* Stated goal:
Pick out every line of the entries below where "birbirine" occurs, and copy those lines.

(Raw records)
------------------------------
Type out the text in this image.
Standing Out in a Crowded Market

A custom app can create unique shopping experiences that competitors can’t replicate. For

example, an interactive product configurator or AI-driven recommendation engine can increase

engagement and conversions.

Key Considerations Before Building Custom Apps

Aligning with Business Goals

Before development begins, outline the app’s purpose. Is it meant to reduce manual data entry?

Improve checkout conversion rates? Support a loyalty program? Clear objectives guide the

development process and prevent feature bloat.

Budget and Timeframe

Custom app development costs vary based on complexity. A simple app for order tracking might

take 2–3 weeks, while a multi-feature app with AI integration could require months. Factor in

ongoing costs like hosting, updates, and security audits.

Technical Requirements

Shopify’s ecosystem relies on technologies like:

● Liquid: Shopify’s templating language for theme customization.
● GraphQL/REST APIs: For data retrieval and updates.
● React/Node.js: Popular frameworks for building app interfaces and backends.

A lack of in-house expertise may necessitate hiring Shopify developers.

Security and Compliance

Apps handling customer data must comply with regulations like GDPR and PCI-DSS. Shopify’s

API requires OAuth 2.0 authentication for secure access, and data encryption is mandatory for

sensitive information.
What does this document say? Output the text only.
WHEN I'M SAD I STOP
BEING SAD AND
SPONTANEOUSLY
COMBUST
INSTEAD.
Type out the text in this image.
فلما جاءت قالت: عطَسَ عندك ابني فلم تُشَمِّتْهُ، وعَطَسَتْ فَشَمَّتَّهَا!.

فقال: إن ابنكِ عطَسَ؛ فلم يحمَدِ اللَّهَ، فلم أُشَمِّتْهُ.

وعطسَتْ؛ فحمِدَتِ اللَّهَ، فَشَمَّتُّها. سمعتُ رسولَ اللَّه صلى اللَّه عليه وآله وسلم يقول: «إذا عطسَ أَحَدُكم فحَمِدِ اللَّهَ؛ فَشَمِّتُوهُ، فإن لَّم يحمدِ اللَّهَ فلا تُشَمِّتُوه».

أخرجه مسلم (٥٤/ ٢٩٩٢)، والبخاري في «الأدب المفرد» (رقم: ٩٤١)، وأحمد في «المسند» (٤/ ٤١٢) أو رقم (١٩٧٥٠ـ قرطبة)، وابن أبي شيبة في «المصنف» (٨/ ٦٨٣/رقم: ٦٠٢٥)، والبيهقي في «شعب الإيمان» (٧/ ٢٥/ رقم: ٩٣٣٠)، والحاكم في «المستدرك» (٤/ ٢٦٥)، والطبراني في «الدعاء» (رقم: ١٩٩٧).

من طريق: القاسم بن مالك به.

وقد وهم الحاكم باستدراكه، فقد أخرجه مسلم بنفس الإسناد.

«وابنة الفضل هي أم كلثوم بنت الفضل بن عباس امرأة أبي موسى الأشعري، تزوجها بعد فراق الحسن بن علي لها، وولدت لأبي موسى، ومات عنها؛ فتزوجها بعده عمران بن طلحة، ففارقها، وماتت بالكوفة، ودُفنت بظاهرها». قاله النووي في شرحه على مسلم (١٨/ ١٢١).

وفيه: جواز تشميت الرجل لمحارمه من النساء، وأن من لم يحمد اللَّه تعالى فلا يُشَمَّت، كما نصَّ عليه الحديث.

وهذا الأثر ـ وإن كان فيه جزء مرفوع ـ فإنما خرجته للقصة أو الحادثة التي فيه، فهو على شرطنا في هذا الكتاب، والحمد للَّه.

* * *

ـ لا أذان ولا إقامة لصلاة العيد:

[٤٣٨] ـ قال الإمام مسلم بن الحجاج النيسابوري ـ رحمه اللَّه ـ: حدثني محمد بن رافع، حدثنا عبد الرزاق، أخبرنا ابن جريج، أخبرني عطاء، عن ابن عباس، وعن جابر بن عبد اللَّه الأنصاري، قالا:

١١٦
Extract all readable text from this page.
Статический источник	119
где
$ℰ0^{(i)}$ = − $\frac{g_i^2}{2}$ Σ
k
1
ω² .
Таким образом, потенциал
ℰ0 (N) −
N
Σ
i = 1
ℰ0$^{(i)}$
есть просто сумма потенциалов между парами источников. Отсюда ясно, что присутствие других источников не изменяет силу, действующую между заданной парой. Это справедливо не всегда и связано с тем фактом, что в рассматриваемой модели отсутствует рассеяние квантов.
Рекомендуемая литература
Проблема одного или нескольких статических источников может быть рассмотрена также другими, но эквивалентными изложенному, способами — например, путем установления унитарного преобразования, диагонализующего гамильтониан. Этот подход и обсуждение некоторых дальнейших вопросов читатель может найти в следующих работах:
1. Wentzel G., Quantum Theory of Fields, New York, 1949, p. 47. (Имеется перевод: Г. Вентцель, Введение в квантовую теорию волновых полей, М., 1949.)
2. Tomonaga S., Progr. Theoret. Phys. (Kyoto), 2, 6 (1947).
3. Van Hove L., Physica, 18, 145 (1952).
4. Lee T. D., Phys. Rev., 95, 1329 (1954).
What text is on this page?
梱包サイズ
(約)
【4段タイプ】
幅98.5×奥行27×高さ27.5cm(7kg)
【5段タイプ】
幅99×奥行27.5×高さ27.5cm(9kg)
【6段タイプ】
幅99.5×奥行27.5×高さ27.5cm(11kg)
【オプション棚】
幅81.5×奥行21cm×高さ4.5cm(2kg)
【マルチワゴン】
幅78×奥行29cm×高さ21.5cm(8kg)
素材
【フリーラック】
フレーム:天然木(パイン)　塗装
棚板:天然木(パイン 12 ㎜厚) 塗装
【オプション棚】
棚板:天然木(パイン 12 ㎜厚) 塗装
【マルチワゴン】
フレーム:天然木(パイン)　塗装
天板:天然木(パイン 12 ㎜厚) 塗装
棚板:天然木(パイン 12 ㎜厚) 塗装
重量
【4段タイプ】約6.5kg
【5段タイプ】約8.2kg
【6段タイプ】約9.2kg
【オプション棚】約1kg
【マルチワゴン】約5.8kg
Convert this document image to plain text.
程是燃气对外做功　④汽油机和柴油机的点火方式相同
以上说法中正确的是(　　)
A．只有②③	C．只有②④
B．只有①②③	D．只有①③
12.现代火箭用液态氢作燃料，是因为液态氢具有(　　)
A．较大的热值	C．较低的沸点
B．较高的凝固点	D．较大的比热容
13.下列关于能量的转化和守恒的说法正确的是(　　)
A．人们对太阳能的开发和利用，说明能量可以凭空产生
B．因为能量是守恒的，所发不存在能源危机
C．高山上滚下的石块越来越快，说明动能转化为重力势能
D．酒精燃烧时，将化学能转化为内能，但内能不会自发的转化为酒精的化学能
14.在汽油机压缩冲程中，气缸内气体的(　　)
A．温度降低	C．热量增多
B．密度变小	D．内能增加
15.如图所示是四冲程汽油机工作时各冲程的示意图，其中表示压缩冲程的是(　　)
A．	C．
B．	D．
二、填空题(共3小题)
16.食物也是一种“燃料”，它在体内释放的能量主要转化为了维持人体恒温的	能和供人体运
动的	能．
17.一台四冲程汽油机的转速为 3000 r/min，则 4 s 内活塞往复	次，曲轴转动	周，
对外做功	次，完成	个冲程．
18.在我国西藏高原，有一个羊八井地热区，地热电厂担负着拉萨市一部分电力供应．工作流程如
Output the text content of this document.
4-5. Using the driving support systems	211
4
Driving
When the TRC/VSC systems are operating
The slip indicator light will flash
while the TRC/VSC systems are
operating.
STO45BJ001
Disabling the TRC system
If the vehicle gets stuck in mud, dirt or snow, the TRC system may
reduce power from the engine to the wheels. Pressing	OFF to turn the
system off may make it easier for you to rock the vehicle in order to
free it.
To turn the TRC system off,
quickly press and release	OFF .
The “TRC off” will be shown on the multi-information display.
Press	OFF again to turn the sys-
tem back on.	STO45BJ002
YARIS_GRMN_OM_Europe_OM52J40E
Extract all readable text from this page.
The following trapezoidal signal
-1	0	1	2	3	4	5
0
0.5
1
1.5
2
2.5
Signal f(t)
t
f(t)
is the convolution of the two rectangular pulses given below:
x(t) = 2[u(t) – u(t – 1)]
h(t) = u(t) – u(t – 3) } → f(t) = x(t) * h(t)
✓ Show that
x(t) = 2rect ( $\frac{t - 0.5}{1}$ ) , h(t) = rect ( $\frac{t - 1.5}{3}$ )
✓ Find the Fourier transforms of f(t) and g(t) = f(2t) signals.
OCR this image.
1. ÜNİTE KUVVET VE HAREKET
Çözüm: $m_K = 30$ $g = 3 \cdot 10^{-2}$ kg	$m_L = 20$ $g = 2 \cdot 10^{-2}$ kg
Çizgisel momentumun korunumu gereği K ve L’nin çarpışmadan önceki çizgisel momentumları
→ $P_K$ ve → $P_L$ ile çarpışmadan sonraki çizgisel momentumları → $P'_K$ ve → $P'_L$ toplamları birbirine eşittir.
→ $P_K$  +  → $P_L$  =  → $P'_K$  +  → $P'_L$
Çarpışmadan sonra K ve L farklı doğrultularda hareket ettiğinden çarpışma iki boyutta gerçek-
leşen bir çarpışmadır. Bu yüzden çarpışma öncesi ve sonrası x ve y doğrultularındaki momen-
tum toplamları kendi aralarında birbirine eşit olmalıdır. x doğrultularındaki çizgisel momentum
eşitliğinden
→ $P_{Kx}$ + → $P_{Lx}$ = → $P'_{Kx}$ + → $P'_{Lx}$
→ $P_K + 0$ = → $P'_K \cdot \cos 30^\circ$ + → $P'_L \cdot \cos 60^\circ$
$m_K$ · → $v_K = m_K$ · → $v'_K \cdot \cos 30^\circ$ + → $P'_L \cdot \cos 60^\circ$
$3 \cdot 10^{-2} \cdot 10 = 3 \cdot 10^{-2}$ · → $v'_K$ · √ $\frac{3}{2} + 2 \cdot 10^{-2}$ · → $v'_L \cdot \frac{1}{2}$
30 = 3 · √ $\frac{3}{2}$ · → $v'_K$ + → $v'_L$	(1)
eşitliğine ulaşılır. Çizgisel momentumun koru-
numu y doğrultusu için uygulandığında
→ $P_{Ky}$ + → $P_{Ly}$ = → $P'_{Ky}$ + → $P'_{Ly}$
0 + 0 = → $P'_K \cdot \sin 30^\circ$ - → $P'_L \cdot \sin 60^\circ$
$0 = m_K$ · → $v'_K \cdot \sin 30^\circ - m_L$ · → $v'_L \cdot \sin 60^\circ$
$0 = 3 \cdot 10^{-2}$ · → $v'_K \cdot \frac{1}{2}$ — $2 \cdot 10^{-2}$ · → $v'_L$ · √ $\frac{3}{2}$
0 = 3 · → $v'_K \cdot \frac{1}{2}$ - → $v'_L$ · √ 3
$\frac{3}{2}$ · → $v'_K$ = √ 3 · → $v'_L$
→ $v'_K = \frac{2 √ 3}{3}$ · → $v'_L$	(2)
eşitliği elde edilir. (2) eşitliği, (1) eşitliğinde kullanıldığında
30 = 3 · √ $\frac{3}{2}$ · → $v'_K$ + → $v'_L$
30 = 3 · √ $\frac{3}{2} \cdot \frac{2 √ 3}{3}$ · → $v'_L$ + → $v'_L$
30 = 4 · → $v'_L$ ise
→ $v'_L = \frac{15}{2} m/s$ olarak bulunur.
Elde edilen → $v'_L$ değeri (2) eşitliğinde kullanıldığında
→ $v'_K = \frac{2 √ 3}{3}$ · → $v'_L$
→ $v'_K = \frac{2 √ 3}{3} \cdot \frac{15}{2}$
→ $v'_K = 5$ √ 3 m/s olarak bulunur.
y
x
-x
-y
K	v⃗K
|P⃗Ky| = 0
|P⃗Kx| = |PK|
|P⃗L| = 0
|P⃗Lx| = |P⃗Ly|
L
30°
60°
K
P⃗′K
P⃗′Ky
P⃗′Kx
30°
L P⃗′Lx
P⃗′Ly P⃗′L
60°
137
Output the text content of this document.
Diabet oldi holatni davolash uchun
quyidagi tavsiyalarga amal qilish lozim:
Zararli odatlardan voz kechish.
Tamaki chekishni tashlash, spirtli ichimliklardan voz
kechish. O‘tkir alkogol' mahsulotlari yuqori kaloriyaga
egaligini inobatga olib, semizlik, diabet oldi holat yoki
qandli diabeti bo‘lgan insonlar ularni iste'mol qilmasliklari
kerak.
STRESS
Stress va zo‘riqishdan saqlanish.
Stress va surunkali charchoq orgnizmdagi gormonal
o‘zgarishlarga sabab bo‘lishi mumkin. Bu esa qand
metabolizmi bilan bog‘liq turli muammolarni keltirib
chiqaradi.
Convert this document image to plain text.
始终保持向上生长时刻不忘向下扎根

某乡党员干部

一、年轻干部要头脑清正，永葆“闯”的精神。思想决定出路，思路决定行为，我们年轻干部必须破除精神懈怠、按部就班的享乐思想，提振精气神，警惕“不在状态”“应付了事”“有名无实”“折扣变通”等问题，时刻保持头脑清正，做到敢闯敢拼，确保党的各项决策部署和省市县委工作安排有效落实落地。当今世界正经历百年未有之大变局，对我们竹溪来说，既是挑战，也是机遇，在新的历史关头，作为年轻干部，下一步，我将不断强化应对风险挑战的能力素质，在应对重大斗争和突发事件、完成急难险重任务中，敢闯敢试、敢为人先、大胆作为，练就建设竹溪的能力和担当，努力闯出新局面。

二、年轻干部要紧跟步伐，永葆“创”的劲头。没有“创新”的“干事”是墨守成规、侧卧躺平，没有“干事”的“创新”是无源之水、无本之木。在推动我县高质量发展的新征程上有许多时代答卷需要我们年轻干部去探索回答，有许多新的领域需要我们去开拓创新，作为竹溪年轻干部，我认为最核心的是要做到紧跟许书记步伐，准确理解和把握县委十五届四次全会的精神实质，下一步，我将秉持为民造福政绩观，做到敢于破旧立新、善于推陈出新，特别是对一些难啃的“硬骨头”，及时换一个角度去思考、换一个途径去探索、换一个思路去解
------------------------------
* Final answer:
→ $P_K$ ve → $P_L$ ile çarpışmadan sonraki çizgisel momentumları → $P'_K$ ve → $P'_L$ toplamları birbirine eşittir.
tum toplamları kendi aralarında birbirine eşit olmalıdır. x doğrultularındaki çizgisel momentum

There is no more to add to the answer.